__Data provided__.
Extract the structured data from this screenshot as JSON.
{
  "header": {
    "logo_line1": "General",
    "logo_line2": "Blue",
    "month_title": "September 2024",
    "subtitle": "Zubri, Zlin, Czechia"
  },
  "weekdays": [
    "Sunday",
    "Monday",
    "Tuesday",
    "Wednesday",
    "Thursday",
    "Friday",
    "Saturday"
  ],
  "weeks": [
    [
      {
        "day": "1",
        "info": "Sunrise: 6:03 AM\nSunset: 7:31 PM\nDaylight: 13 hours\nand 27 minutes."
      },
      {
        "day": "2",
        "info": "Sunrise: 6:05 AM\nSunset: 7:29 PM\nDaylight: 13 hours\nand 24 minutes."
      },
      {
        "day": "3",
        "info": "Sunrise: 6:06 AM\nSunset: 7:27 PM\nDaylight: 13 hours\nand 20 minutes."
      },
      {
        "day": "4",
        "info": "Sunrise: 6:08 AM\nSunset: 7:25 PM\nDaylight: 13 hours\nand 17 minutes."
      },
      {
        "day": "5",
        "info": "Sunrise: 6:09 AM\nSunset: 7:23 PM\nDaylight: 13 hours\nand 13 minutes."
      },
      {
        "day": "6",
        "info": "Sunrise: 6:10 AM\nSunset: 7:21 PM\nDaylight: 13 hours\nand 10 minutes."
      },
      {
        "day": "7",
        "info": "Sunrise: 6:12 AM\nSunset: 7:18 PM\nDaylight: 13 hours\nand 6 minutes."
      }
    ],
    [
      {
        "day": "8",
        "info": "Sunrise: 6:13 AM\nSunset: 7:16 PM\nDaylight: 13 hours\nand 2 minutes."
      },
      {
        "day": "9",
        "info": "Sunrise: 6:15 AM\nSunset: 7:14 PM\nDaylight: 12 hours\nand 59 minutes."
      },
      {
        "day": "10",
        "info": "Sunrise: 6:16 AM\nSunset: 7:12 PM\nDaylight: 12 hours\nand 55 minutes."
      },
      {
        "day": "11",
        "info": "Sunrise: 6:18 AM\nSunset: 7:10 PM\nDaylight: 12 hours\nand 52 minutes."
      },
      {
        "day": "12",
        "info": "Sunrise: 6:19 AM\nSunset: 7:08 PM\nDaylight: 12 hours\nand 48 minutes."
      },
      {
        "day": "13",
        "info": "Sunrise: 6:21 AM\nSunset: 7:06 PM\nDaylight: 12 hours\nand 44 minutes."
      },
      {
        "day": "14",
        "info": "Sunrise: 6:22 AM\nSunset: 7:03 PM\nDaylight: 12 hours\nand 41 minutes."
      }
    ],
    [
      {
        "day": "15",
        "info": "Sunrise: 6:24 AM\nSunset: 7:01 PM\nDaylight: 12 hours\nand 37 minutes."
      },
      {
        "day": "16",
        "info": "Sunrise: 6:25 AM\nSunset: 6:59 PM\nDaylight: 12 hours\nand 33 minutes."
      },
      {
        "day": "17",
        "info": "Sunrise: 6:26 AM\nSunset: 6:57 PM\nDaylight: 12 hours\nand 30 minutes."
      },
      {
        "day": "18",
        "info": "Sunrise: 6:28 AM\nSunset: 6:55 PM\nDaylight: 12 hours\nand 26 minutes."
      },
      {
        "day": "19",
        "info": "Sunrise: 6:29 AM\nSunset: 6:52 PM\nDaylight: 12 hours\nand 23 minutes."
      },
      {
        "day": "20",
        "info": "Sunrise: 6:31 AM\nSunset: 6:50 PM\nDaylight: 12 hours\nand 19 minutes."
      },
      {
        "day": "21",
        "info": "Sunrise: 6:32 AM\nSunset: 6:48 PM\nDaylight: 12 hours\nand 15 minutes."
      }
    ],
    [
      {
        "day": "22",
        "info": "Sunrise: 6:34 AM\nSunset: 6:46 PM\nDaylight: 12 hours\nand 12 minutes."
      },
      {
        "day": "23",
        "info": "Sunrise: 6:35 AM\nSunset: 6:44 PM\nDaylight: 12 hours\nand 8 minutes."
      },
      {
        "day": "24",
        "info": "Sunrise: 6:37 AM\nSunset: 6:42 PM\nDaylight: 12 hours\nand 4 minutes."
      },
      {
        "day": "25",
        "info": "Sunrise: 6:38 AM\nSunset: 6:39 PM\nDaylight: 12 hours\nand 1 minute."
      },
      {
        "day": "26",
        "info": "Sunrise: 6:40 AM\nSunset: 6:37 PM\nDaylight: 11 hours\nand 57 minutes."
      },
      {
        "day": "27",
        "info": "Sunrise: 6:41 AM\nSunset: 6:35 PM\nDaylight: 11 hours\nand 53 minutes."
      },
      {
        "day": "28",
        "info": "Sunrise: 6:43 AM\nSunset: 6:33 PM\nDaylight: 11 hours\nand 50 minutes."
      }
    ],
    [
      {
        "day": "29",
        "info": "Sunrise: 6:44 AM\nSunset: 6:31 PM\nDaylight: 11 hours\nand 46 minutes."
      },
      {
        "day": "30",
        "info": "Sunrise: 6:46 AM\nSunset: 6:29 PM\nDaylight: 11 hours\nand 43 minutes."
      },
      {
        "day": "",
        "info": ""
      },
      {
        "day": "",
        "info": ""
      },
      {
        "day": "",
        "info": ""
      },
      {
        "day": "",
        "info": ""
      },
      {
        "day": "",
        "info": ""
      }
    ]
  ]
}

__Problem statement__. Write out the material exactly as given.

__Completed exercise__.
Extract the structured data from this screenshot as JSON.
{
  "header": {
    "logo_line1": "General",
    "logo_line2": "Blue",
    "month_title": "September 2024",
    "subtitle": "Zubri, Zlin, Czechia"
  },
  "weekdays": [
    "Sunday",
    "Monday",
    "Tuesday",
    "Wednesday",
    "Thursday",
    "Friday",
    "Saturday"
  ],
  "weeks": [
    [
      {
        "day": "1",
        "info": "Sunrise: 6:03 AM\nSunset: 7:31 PM\nDaylight: 13 hours\nand 27 minutes."
      },
      {
        "day": "2",
        "info": "Sunrise: 6:05 AM\nSunset: 7:29 PM\nDaylight: 13 hours\nand 24 minutes."
      },
      {
        "day": "3",
        "info": "Sunrise: 6:06 AM\nSunset: 7:27 PM\nDaylight: 13 hours\nand 20 minutes."
      },
      {
        "day": "4",
        "info": "Sunrise: 6:08 AM\nSunset: 7:25 PM\nDaylight: 13 hours\nand 17 minutes."
      },
      {
        "day": "5",
        "info": "Sunrise: 6:09 AM\nSunset: 7:23 PM\nDaylight: 13 hours\nand 13 minutes."
      },
      {
        "day": "6",
        "info": "Sunrise: 6:10 AM\nSunset: 7:21 PM\nDaylight: 13 hours\nand 10 minutes."
      },
      {
        "day": "7",
        "info": "Sunrise: 6:12 AM\nSunset: 7:18 PM\nDaylight: 13 hours\nand 6 minutes."
      }
    ],
    [
      {
        "day": "8",
        "info": "Sunrise: 6:13 AM\nSunset: 7:16 PM\nDaylight: 13 hours\nand 2 minutes."
      },
      {
        "day": "9",
        "info": "Sunrise: 6:15 AM\nSunset: 7:14 PM\nDaylight: 12 hours\nand 59 minutes."
      },
      {
        "day": "10",
        "info": "Sunrise: 6:16 AM\nSunset: 7:12 PM\nDaylight: 12 hours\nand 55 minutes."
      },
      {
        "day": "11",
        "info": "Sunrise: 6:18 AM\nSunset: 7:10 PM\nDaylight: 12 hours\nand 52 minutes."
      },
      {
        "day": "12",
        "info": "Sunrise: 6:19 AM\nSunset: 7:08 PM\nDaylight: 12 hours\nand 48 minutes."
      },
      {
        "day": "13",
        "info": "Sunrise: 6:21 AM\nSunset: 7:06 PM\nDaylight: 12 hours\nand 44 minutes."
      },
      {
        "day": "14",
        "info": "Sunrise: 6:22 AM\nSunset: 7:03 PM\nDaylight: 12 hours\nand 41 minutes."
      }
    ],
    [
      {
        "day": "15",
        "info": "Sunrise: 6:24 AM\nSunset: 7:01 PM\nDaylight: 12 hours\nand 37 minutes."
      },
      {
        "day": "16",
        "info": "Sunrise: 6:25 AM\nSunset: 6:59 PM\nDaylight: 12 hours\nand 33 minutes."
      },
      {
        "day": "17",
        "info": "Sunrise: 6:26 AM\nSunset: 6:57 PM\nDaylight: 12 hours\nand 30 minutes."
      },
      {
        "day": "18",
        "info": "Sunrise: 6:28 AM\nSunset: 6:55 PM\nDaylight: 12 hours\nand 26 minutes."
      },
      {
        "day": "19",
        "info": "Sunrise: 6:29 AM\nSunset: 6:52 PM\nDaylight: 12 hours\nand 23 minutes."
      },
      {
        "day": "20",
        "info": "Sunrise: 6:31 AM\nSunset: 6:50 PM\nDaylight: 12 hours\nand 19 minutes."
      },
      {
        "day": "21",
        "info": "Sunrise: 6:32 AM\nSunset: 6:48 PM\nDaylight: 12 hours\nand 15 minutes."
      }
    ],
    [
      {
        "day": "22",
        "info": "Sunrise: 6:34 AM\nSunset: 6:46 PM\nDaylight: 12 hours\nand 12 minutes."
      },
      {
        "day": "23",
        "info": "Sunrise: 6:35 AM\nSunset: 6:44 PM\nDaylight: 12 hours\nand 8 minutes."
      },
      {
        "day": "24",
        "info": "Sunrise: 6:37 AM\nSunset: 6:42 PM\nDaylight: 12 hours\nand 4 minutes."
      },
      {
        "day": "25",
        "info": "Sunrise: 6:38 AM\nSunset: 6:39 PM\nDaylight: 12 hours\nand 1 minute."
      },
      {
        "day": "26",
        "info": "Sunrise: 6:40 AM\nSunset: 6:37 PM\nDaylight: 11 hours\nand 57 minutes."
      },
      {
        "day": "27",
        "info": "Sunrise: 6:41 AM\nSunset: 6:35 PM\nDaylight: 11 hours\nand 53 minutes."
      },
      {
        "day": "28",
        "info": "Sunrise: 6:43 AM\nSunset: 6:33 PM\nDaylight: 11 hours\nand 50 minutes."
      }
    ],
    [
      {
        "day": "29",
        "info": "Sunrise: 6:44 AM\nSunset: 6:31 PM\nDaylight: 11 hours\nand 46 minutes."
      },
      {
        "day": "30",
        "info": "Sunrise: 6:46 AM\nSunset: 6:29 PM\nDaylight: 11 hours\nand 43 minutes."
      },
      {
        "day": "",
        "info": ""
      },
      {
        "day": "",
        "info": ""
      },
      {
        "day": "",
        "info": ""
      },
      {
        "day": "",
        "info": ""
      },
      {
        "day": "",
        "info": ""
      }
    ]
  ]
}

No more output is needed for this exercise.